## Dataset entries
▬▬▬▬▬▬

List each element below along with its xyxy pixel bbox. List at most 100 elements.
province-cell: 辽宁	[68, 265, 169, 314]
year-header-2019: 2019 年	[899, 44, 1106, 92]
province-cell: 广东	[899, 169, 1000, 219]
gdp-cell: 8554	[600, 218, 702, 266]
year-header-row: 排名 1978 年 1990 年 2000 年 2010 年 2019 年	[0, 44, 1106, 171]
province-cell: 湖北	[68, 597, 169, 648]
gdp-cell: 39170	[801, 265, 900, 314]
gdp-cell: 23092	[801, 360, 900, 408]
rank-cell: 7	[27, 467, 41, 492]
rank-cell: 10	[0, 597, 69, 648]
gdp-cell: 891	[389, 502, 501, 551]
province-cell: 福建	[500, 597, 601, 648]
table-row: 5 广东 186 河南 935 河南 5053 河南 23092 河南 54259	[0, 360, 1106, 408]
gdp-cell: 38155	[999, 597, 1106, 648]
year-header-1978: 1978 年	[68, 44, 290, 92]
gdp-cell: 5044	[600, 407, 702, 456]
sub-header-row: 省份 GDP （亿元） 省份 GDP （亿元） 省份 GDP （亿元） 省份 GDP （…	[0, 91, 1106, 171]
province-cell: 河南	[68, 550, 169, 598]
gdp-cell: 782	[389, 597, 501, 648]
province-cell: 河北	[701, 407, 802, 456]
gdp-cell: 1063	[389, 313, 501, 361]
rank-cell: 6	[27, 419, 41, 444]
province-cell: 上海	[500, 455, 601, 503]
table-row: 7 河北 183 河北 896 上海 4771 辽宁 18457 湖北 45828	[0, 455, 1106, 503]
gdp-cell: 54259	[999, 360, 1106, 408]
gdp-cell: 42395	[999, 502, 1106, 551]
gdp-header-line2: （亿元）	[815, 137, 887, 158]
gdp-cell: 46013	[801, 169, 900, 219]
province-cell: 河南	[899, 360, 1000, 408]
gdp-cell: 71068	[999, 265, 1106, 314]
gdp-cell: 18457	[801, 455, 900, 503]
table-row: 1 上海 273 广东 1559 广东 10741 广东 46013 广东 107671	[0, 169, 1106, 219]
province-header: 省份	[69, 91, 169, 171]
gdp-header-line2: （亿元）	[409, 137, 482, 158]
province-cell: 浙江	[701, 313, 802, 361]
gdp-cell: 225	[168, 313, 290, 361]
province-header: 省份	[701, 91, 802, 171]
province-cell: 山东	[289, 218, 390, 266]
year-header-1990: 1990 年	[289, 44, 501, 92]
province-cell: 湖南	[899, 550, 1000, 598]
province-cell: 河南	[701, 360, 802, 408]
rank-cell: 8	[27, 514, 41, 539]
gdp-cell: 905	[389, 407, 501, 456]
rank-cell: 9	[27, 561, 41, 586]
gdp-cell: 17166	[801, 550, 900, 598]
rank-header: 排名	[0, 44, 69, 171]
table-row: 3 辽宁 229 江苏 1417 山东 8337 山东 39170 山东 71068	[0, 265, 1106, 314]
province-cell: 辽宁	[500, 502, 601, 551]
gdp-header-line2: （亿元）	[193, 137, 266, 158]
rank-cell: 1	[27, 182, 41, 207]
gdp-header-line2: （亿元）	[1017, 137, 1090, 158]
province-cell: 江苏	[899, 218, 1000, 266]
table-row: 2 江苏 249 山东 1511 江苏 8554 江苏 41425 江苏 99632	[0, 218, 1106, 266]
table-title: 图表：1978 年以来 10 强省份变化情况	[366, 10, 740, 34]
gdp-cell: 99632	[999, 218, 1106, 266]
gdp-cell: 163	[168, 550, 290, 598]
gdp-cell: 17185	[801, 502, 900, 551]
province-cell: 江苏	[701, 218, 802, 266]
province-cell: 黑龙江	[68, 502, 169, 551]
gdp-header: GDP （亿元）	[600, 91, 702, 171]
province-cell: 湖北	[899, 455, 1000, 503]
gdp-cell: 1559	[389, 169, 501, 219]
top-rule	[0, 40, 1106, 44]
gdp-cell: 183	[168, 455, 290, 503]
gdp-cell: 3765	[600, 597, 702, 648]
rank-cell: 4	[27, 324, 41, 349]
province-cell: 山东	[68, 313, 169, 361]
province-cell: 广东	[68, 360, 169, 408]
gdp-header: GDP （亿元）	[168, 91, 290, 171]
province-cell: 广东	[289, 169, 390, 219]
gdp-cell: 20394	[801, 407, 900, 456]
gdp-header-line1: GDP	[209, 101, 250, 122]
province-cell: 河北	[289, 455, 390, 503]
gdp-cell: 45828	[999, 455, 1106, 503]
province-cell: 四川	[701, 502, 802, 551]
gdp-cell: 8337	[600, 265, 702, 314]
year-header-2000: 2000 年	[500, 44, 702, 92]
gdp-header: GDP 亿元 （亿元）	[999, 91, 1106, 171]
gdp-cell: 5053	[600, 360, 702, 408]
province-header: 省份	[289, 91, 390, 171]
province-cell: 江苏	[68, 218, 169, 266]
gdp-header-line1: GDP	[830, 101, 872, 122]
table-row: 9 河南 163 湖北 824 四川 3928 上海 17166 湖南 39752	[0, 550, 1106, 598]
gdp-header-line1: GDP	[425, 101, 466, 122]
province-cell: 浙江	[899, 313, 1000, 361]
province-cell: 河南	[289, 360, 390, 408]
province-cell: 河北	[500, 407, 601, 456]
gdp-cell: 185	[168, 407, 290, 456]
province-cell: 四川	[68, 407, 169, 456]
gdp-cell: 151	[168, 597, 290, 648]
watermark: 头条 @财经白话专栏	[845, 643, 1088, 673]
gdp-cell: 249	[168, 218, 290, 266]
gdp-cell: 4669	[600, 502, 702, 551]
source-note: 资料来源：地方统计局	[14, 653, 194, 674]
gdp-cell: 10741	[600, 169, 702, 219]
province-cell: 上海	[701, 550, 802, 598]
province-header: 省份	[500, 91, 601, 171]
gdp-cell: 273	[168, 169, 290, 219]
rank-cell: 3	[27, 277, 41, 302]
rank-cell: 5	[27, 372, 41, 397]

▬▬▬▬▬▬

## The task
Put the lines from the start of the records through the line containing "597, 601, 648]", inclusive, into a numbered list, leaving out any blank lines.

## Problem solution
1. List each element below along with its xyxy pixel bbox. List at most 100 elements.
2. province-cell: 辽宁	[68, 265, 169, 314]
3. year-header-2019: 2019 年	[899, 44, 1106, 92]
4. province-cell: 广东	[899, 169, 1000, 219]
5. gdp-cell: 8554	[600, 218, 702, 266]
6. year-header-row: 排名 1978 年 1990 年 2000 年 2010 年 2019 年	[0, 44, 1106, 171]
7. province-cell: 湖北	[68, 597, 169, 648]
8. gdp-cell: 39170	[801, 265, 900, 314]
9. gdp-cell: 23092	[801, 360, 900, 408]
10. rank-cell: 7	[27, 467, 41, 492]
11. rank-cell: 10	[0, 597, 69, 648]
12. gdp-cell: 891	[389, 502, 501, 551]
13. province-cell: 福建	[500, 597, 601, 648]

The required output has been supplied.